:: REQUIRED WORK ::
I need the number of lines in the data that contain the word "company", and nothing beyond it.

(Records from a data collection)
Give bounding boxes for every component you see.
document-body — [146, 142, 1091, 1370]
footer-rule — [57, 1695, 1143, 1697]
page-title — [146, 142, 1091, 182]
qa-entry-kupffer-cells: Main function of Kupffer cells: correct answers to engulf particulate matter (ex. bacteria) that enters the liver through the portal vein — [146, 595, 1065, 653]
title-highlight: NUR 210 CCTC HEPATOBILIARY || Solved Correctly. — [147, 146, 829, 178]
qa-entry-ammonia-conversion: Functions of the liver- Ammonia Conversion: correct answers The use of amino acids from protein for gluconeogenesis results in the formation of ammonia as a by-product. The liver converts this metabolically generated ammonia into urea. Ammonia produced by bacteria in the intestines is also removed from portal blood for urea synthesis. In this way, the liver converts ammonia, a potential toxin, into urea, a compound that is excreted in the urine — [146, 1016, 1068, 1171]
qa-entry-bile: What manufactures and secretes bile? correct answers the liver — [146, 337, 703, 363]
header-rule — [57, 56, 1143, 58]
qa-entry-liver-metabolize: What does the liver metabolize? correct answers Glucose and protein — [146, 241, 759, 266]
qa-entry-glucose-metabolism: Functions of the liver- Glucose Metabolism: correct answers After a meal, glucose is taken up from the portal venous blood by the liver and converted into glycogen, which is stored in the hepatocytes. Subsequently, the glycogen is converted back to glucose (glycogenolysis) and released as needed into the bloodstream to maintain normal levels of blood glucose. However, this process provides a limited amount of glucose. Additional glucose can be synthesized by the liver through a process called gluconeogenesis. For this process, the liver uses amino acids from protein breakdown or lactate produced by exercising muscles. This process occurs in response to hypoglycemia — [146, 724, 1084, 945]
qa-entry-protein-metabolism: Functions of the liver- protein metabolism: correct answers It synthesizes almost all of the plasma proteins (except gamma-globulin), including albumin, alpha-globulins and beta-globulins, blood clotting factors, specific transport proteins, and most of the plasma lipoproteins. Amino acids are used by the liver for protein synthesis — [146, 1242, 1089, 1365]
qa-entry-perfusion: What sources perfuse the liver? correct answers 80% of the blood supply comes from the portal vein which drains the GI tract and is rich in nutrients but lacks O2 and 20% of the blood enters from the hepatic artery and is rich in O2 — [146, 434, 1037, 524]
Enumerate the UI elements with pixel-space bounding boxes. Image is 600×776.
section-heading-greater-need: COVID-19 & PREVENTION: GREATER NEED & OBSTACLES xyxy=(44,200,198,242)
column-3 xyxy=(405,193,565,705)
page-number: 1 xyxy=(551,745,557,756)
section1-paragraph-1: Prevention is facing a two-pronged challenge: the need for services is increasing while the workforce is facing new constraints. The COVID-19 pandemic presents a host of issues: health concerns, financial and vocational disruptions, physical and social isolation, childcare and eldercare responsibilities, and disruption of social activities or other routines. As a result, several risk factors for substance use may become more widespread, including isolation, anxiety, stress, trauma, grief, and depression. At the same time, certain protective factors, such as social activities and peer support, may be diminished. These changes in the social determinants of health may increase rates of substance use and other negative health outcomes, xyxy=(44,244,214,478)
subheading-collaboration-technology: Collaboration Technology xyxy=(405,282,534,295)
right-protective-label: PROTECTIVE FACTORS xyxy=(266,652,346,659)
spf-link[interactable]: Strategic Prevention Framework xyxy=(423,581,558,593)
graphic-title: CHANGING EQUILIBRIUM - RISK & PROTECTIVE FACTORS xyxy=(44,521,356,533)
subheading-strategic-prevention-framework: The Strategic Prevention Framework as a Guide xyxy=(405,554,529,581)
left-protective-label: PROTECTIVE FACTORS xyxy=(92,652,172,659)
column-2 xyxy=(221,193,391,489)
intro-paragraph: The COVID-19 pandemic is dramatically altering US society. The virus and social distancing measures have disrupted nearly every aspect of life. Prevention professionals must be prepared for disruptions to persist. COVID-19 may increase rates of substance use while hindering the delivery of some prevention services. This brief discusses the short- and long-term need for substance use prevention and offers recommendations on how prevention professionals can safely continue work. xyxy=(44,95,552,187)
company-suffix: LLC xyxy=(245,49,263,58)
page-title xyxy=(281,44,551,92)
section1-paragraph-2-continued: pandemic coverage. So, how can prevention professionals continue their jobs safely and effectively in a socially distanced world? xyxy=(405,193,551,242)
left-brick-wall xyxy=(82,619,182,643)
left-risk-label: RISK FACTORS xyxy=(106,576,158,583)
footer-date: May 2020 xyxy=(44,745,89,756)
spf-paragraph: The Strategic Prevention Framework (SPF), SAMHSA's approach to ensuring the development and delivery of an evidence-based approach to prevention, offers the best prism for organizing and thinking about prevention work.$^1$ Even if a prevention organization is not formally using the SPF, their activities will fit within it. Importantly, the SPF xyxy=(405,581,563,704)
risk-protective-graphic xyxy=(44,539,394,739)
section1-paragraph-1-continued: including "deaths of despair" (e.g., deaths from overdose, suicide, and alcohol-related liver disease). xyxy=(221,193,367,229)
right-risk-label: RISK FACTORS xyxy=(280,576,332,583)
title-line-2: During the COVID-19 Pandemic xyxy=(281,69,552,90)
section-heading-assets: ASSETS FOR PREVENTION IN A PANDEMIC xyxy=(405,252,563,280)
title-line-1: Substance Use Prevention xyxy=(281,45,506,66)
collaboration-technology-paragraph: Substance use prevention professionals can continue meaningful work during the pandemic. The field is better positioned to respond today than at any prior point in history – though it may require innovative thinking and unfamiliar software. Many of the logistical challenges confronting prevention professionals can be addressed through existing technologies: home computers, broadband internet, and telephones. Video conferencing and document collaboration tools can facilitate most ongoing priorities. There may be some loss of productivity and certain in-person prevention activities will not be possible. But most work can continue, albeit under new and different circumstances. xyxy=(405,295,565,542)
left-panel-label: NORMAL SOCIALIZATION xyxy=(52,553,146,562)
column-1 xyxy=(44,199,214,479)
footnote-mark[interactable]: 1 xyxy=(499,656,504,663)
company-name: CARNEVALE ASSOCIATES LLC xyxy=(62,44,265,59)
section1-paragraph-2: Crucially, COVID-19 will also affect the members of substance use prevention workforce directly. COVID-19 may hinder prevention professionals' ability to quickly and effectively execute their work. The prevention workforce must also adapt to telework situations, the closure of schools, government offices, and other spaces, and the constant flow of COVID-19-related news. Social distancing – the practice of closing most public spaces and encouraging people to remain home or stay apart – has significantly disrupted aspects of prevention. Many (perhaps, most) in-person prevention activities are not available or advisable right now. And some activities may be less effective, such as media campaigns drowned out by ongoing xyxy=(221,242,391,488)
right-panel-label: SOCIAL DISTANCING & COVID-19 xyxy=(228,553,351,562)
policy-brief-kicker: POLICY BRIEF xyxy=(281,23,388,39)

:: ANSWER TO THIS PROBLEM ::
2